Take every line that has the string "FORMA" and copy it out.

·····

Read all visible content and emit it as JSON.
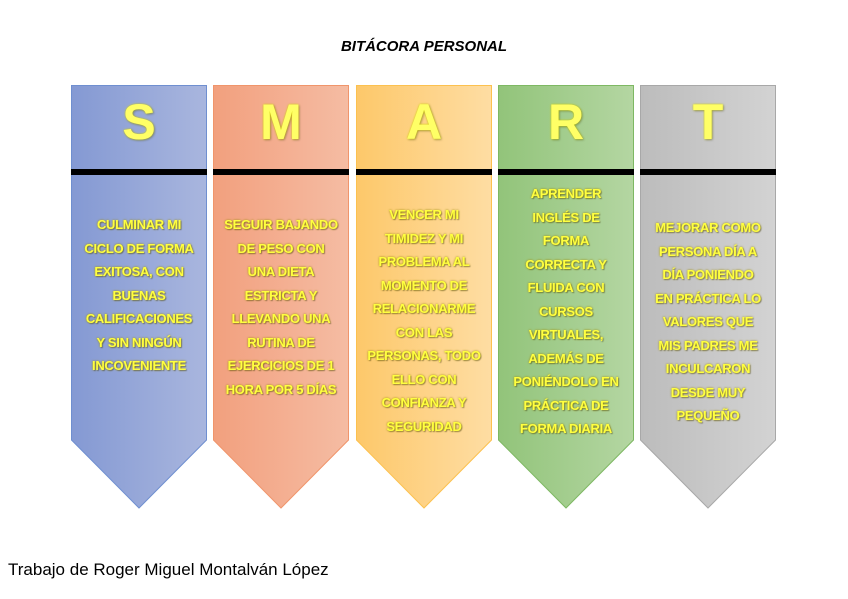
{
  "title": "BITÁCORA PERSONAL",
  "columns": [
    {
      "letter": "S",
      "text": "CULMINAR MI CICLO DE FORMA EXITOSA, CON BUENAS CALIFICACIONES Y SIN NINGÚN INCOVENIENTE",
      "color_from": "#8499d3",
      "color_to": "#a9b6de",
      "border": "#6f8fd0"
    },
    {
      "letter": "M",
      "text": "SEGUIR BAJANDO DE PESO CON UNA DIETA ESTRICTA Y LLEVANDO UNA RUTINA DE EJERCICIOS DE 1 HORA POR 5 DÍAS",
      "color_from": "#f2a07e",
      "color_to": "#f5bca3",
      "border": "#f0956b"
    },
    {
      "letter": "A",
      "text": "VENCER MI TIMIDEZ Y MI PROBLEMA AL MOMENTO DE RELACIONARME CON LAS PERSONAS, TODO ELLO CON CONFIANZA Y SEGURIDAD",
      "color_from": "#fdc86a",
      "color_to": "#fedda3",
      "border": "#fcc14f"
    },
    {
      "letter": "R",
      "text": "APRENDER INGLÉS DE FORMA CORRECTA Y FLUIDA CON CURSOS VIRTUALES, ADEMÁS DE PONIÉNDOLO EN PRÁCTICA DE FORMA DIARIA",
      "color_from": "#92c47a",
      "color_to": "#b4d6a2",
      "border": "#7eb863"
    },
    {
      "letter": "T",
      "text": "MEJORAR COMO PERSONA DÍA A DÍA PONIENDO EN PRÁCTICA LO VALORES QUE MIS PADRES ME INCULCARON DESDE MUY PEQUEÑO",
      "color_from": "#bcbcbc",
      "color_to": "#d3d3d3",
      "border": "#a8a8a8"
    }
  ],
  "footer": "Trabajo de Roger Miguel Montalván López"
}
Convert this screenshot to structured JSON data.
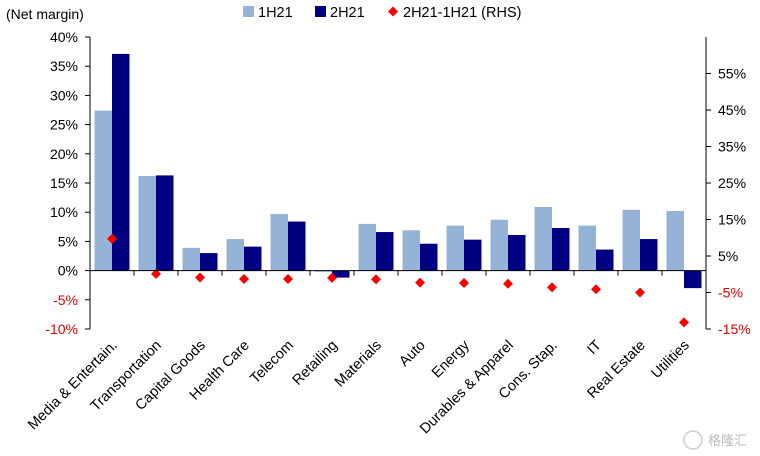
{
  "chart_data": {
    "type": "bar",
    "unit_label": "(Net margin)",
    "categories": [
      "Media & Entertain.",
      "Transportation",
      "Capital Goods",
      "Health Care",
      "Telecom",
      "Retailing",
      "Materials",
      "Auto",
      "Energy",
      "Durables & Apparel",
      "Cons. Stap.",
      "IT",
      "Real Estate",
      "Utilities"
    ],
    "series": [
      {
        "name": "1H21",
        "axis": "left",
        "color": "#95b3d7",
        "values": [
          27.4,
          16.2,
          3.9,
          5.4,
          9.7,
          -0.2,
          8.0,
          6.9,
          7.7,
          8.7,
          10.9,
          7.7,
          10.4,
          10.2
        ]
      },
      {
        "name": "2H21",
        "axis": "left",
        "color": "#000080",
        "values": [
          37.1,
          16.3,
          3.0,
          4.1,
          8.4,
          -1.2,
          6.6,
          4.6,
          5.3,
          6.1,
          7.3,
          3.6,
          5.4,
          -3.0
        ]
      },
      {
        "name": "2H21-1H21 (RHS)",
        "axis": "right",
        "type": "scatter",
        "marker": "diamond",
        "color": "#ff0000",
        "values": [
          9.7,
          0.1,
          -0.9,
          -1.3,
          -1.3,
          -1.0,
          -1.4,
          -2.3,
          -2.4,
          -2.6,
          -3.6,
          -4.1,
          -5.0,
          -13.2
        ]
      }
    ],
    "left_axis": {
      "ylim": [
        -10,
        40
      ],
      "ticks": [
        "40%",
        "35%",
        "30%",
        "25%",
        "20%",
        "15%",
        "10%",
        "5%",
        "0%",
        "-5%",
        "-10%"
      ]
    },
    "right_axis": {
      "ylim": [
        -15,
        65
      ],
      "ticks": [
        "55%",
        "45%",
        "35%",
        "25%",
        "15%",
        "5%",
        "-5%",
        "-15%"
      ]
    },
    "grid": false,
    "legend_position": "top"
  },
  "watermark": "格隆汇"
}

·····

-- ANSWER TO THE TASK --
      "text": "CULMINAR MI CICLO DE FORMA EXITOSA, CON BUENAS CALIFICACIONES Y SIN NINGÚN INCOVENIENTE",
      "text": "APRENDER INGLÉS DE FORMA CORRECTA Y FLUIDA CON CURSOS VIRTUALES, ADEMÁS DE PONIÉNDOLO EN PRÁCTICA DE FORMA DIARIA",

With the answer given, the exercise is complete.